◆ What you need to do ◆
Count the lines below that contain the word "University", and report only that number.
— Begin —
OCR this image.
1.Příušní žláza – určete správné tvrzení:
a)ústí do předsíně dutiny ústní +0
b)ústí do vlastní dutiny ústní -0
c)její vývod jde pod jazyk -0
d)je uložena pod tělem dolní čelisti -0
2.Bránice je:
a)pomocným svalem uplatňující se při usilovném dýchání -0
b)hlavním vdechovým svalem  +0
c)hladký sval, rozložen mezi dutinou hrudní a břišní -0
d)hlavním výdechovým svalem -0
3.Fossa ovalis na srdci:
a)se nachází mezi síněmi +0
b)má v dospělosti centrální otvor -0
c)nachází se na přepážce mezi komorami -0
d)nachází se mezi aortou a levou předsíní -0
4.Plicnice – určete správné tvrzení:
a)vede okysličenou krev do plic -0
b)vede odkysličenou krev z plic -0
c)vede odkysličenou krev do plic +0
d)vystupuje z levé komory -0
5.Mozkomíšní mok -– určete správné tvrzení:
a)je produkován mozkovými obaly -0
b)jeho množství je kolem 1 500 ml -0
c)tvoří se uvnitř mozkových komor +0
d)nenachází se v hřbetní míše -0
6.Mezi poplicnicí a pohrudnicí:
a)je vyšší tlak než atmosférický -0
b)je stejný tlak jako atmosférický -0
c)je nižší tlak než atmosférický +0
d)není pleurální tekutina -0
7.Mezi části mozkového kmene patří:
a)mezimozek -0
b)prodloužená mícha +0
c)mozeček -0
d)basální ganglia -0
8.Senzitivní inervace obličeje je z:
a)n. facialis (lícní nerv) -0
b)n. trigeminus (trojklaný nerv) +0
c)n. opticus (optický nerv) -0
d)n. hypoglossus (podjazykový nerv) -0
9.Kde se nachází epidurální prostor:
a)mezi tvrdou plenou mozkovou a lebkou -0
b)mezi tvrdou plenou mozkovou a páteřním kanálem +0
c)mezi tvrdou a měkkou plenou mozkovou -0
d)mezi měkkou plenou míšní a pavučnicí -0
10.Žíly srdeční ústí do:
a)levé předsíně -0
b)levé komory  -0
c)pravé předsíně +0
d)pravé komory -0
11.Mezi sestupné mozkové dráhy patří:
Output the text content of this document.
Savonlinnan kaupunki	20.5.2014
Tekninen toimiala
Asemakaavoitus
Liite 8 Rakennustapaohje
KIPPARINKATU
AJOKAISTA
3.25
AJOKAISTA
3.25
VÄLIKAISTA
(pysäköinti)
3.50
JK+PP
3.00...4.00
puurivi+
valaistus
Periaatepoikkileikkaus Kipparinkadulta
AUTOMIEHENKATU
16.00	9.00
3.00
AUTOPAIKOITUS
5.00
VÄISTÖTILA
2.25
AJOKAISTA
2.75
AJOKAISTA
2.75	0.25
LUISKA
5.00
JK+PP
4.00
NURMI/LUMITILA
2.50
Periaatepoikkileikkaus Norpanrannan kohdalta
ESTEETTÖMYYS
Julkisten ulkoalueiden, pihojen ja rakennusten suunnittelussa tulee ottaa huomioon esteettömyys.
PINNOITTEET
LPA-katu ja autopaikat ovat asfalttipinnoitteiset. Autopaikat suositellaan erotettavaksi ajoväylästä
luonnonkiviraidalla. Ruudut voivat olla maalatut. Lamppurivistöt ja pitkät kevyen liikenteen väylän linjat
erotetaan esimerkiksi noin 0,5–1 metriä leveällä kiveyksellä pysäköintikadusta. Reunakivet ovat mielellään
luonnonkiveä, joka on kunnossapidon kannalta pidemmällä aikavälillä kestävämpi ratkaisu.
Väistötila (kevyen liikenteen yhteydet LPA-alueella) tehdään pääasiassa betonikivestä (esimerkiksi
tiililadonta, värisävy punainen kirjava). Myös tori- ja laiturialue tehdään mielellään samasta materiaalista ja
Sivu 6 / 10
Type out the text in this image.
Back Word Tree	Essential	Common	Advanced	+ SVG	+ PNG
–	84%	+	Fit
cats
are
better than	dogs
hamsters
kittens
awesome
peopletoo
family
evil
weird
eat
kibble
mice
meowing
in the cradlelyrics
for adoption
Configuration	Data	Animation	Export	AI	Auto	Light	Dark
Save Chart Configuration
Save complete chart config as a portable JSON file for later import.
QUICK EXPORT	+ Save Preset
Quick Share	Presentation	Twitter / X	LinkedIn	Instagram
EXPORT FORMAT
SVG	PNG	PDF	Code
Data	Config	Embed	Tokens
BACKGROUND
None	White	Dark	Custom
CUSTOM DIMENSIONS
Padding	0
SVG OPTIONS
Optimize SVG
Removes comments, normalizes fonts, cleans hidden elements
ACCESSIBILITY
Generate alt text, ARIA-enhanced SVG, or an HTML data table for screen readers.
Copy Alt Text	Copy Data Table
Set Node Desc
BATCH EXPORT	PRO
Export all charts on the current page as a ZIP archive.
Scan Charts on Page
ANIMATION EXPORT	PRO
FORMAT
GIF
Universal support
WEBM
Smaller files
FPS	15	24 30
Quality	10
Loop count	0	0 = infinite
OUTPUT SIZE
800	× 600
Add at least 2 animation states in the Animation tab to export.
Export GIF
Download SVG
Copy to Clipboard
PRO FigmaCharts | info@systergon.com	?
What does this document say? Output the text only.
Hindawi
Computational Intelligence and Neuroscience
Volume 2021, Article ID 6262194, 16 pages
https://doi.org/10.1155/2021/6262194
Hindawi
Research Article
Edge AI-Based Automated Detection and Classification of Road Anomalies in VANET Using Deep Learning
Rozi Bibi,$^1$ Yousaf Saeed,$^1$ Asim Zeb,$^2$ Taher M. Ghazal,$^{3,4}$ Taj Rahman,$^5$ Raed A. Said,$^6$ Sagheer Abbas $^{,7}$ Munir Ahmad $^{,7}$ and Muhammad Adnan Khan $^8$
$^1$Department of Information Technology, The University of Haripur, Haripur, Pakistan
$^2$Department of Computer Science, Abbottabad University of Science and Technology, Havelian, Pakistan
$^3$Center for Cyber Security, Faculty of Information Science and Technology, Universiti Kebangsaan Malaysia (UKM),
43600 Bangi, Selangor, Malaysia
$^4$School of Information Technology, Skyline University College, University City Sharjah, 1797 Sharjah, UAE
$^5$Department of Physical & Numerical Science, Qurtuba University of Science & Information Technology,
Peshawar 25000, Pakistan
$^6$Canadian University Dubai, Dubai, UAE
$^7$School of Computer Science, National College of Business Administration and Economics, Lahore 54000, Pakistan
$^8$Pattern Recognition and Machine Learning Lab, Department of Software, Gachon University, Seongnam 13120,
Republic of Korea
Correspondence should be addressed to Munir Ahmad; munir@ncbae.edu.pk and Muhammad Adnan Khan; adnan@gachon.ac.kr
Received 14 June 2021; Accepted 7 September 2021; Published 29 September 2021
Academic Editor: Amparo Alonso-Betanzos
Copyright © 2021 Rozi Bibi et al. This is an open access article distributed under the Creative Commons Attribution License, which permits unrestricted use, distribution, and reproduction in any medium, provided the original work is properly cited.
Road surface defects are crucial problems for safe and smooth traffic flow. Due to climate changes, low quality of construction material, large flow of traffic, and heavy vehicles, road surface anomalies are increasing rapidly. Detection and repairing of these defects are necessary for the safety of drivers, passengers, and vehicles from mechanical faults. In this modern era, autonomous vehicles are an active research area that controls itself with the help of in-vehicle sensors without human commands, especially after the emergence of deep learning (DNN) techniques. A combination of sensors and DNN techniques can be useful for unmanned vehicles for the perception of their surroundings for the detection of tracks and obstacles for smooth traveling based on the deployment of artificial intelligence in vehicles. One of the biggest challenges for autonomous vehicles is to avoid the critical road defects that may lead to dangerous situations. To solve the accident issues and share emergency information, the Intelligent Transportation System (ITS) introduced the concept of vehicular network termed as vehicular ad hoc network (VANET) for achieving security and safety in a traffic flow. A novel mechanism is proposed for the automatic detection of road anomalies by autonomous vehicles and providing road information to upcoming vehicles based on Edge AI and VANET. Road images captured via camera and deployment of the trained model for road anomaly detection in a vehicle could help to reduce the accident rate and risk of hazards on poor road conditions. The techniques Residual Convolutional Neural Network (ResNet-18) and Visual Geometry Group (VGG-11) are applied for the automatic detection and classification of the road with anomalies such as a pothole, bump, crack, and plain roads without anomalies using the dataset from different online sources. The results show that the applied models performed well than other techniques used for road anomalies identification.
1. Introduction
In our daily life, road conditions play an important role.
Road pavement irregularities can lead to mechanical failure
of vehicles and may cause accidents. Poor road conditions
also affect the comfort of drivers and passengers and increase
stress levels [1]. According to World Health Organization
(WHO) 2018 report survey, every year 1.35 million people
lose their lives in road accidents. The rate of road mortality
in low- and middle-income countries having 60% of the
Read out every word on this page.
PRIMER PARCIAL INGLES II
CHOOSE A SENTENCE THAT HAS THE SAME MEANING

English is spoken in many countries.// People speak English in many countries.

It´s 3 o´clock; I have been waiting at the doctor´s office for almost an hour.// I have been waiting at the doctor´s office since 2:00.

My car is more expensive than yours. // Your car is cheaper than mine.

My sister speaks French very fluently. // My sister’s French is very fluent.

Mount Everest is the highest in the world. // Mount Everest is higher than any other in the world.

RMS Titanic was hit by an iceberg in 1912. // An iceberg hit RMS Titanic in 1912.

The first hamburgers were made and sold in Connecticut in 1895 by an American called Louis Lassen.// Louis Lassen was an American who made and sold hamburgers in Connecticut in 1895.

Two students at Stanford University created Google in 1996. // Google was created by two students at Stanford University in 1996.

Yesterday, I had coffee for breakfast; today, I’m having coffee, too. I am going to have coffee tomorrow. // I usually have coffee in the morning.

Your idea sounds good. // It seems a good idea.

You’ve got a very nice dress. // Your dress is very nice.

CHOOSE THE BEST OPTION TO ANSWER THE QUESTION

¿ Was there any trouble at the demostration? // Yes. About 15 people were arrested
— End —
◆ Right answer ◆
7